▸ **Your objective**: Each line of the material must be repeated precisely, with the pictures left out.

----------

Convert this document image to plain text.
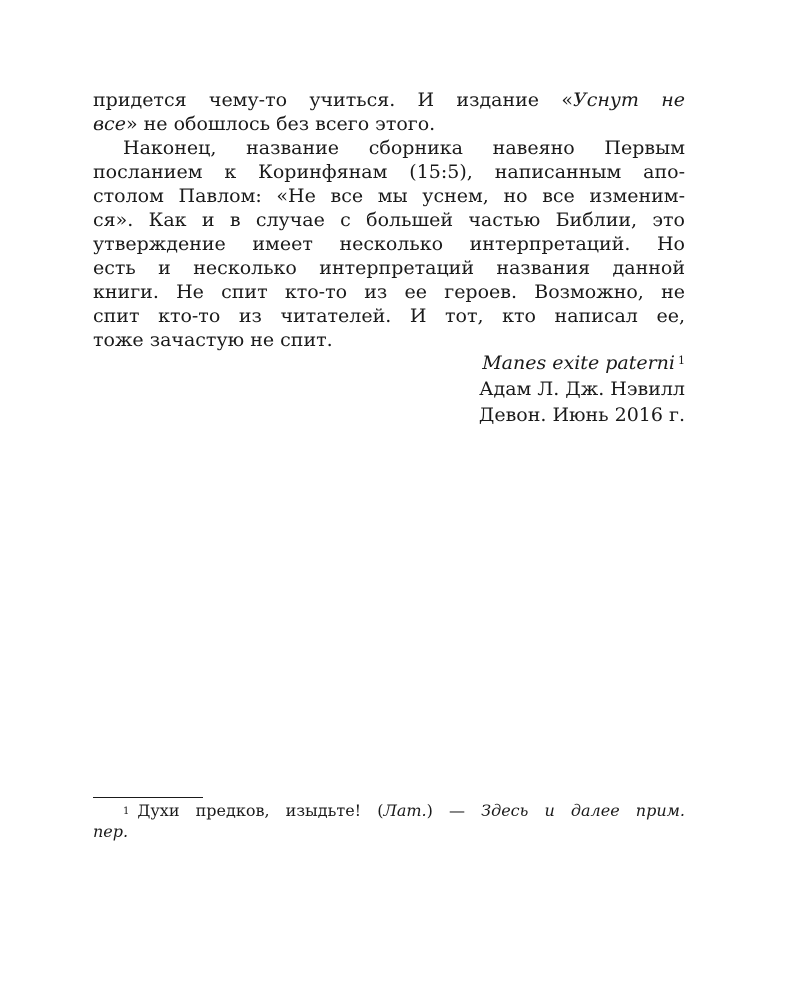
придется чему-то учиться. И издание «Уснут не
все» не обошлось без всего этого.
Наконец, название сборника навеяно Первым
посланием к Коринфянам (15:5), написанным апо-
столом Павлом: «Не все мы уснем, но все изменим-
ся». Как и в случае с большей частью Библии, это
утверждение имеет несколько интерпретаций. Но
есть и несколько интерпретаций названия данной
книги. Не спит кто-то из ее героев. Возможно, не
спит кто-то из читателей. И тот, кто написал ее,
тоже зачастую не спит.
Manes exite paterni $^1$
Адам Л. Дж. Нэвилл
Девон. Июнь 2016 г.
$^1$ Духи предков, изыдьте! (Лат.) — Здесь и далее прим.
пер.
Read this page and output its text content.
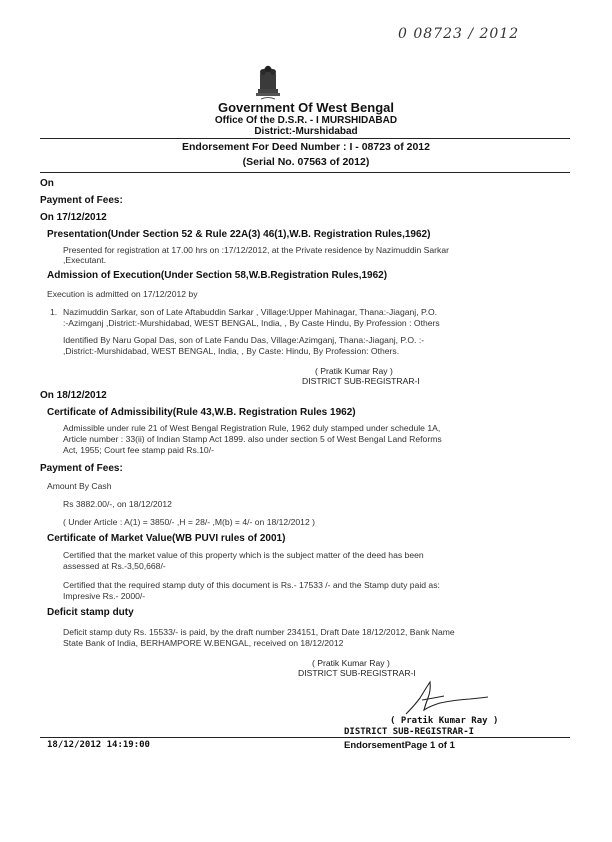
0 08723 / 2012
Government Of West Bengal
Office Of the D.S.R. - I MURSHIDABAD
District:-Murshidabad
Endorsement For Deed Number : I - 08723 of 2012
(Serial No. 07563 of 2012)
On
Payment of Fees:
On 17/12/2012
Presentation(Under Section 52 & Rule 22A(3) 46(1),W.B. Registration Rules,1962)
Presented for registration at 17.00 hrs on :17/12/2012, at the Private residence by Nazimuddin Sarkar
,Executant.
Admission of Execution(Under Section 58,W.B.Registration Rules,1962)
Execution is admitted on 17/12/2012 by
1. Nazimuddin Sarkar, son of Late Aftabuddin Sarkar , Village:Upper Mahinagar, Thana:-Jiaganj, P.O.
:-Azimganj ,District:-Murshidabad, WEST BENGAL, India, , By Caste Hindu, By Profession : Others
Identified By Naru Gopal Das, son of Late Fandu Das, Village:Azimganj, Thana:-Jiaganj, P.O. :-
,District:-Murshidabad, WEST BENGAL, India, , By Caste: Hindu, By Profession: Others.
( Pratik Kumar Ray )
DISTRICT SUB-REGISTRAR-I
On 18/12/2012
Certificate of Admissibility(Rule 43,W.B. Registration Rules 1962)
Admissible under rule 21 of West Bengal Registration Rule, 1962 duly stamped under schedule 1A,
Article number : 33(ii) of Indian Stamp Act 1899. also under section 5 of West Bengal Land Reforms
Act, 1955; Court fee stamp paid Rs.10/-
Payment of Fees:
Amount By Cash
Rs 3882.00/-, on 18/12/2012
( Under Article : A(1) = 3850/- ,H = 28/- ,M(b) = 4/- on 18/12/2012 )
Certificate of Market Value(WB PUVI rules of 2001)
Certified that the market value of this property which is the subject matter of the deed has been
assessed at Rs.-3,50,668/-
Certified that the required stamp duty of this document is Rs.- 17533 /- and the Stamp duty paid as:
Impresive Rs.- 2000/-
Deficit stamp duty
Deficit stamp duty Rs. 15533/- is paid, by the draft number 234151, Draft Date 18/12/2012, Bank Name
State Bank of India, BERHAMPORE W.BENGAL, received on 18/12/2012
( Pratik Kumar Ray )
DISTRICT SUB-REGISTRAR-I
( Pratik Kumar Ray )
DISTRICT SUB-REGISTRAR-I
18/12/2012 14:19:00	EndorsementPage 1 of 1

----------

▸ **Output of the exercise**:
Convert this document image to plain text.
придется чему-то учиться. И издание «Уснут не
все» не обошлось без всего этого.
Наконец, название сборника навеяно Первым
посланием к Коринфянам (15:5), написанным апо-
столом Павлом: «Не все мы уснем, но все изменим-
ся». Как и в случае с большей частью Библии, это
утверждение имеет несколько интерпретаций. Но
есть и несколько интерпретаций названия данной
книги. Не спит кто-то из ее героев. Возможно, не
спит кто-то из читателей. И тот, кто написал ее,
тоже зачастую не спит.
Manes exite paterni $^1$
Адам Л. Дж. Нэвилл
Девон. Июнь 2016 г.
$^1$ Духи предков, изыдьте! (Лат.) — Здесь и далее прим.
пер.
Read this page and output its text content.
0 08723 / 2012
Government Of West Bengal
Office Of the D.S.R. - I MURSHIDABAD
District:-Murshidabad
Endorsement For Deed Number : I - 08723 of 2012
(Serial No. 07563 of 2012)
On
Payment of Fees:
On 17/12/2012
Presentation(Under Section 52 & Rule 22A(3) 46(1),W.B. Registration Rules,1962)
Presented for registration at 17.00 hrs on :17/12/2012, at the Private residence by Nazimuddin Sarkar
,Executant.
Admission of Execution(Under Section 58,W.B.Registration Rules,1962)
Execution is admitted on 17/12/2012 by
1. Nazimuddin Sarkar, son of Late Aftabuddin Sarkar , Village:Upper Mahinagar, Thana:-Jiaganj, P.O.
:-Azimganj ,District:-Murshidabad, WEST BENGAL, India, , By Caste Hindu, By Profession : Others
Identified By Naru Gopal Das, son of Late Fandu Das, Village:Azimganj, Thana:-Jiaganj, P.O. :-
,District:-Murshidabad, WEST BENGAL, India, , By Caste: Hindu, By Profession: Others.
( Pratik Kumar Ray )
DISTRICT SUB-REGISTRAR-I
On 18/12/2012
Certificate of Admissibility(Rule 43,W.B. Registration Rules 1962)
Admissible under rule 21 of West Bengal Registration Rule, 1962 duly stamped under schedule 1A,
Article number : 33(ii) of Indian Stamp Act 1899. also under section 5 of West Bengal Land Reforms
Act, 1955; Court fee stamp paid Rs.10/-
Payment of Fees:
Amount By Cash
Rs 3882.00/-, on 18/12/2012
( Under Article : A(1) = 3850/- ,H = 28/- ,M(b) = 4/- on 18/12/2012 )
Certificate of Market Value(WB PUVI rules of 2001)
Certified that the market value of this property which is the subject matter of the deed has been
assessed at Rs.-3,50,668/-
Certified that the required stamp duty of this document is Rs.- 17533 /- and the Stamp duty paid as:
Impresive Rs.- 2000/-
Deficit stamp duty
Deficit stamp duty Rs. 15533/- is paid, by the draft number 234151, Draft Date 18/12/2012, Bank Name
State Bank of India, BERHAMPORE W.BENGAL, received on 18/12/2012
( Pratik Kumar Ray )
DISTRICT SUB-REGISTRAR-I
( Pratik Kumar Ray )
DISTRICT SUB-REGISTRAR-I
18/12/2012 14:19:00	EndorsementPage 1 of 1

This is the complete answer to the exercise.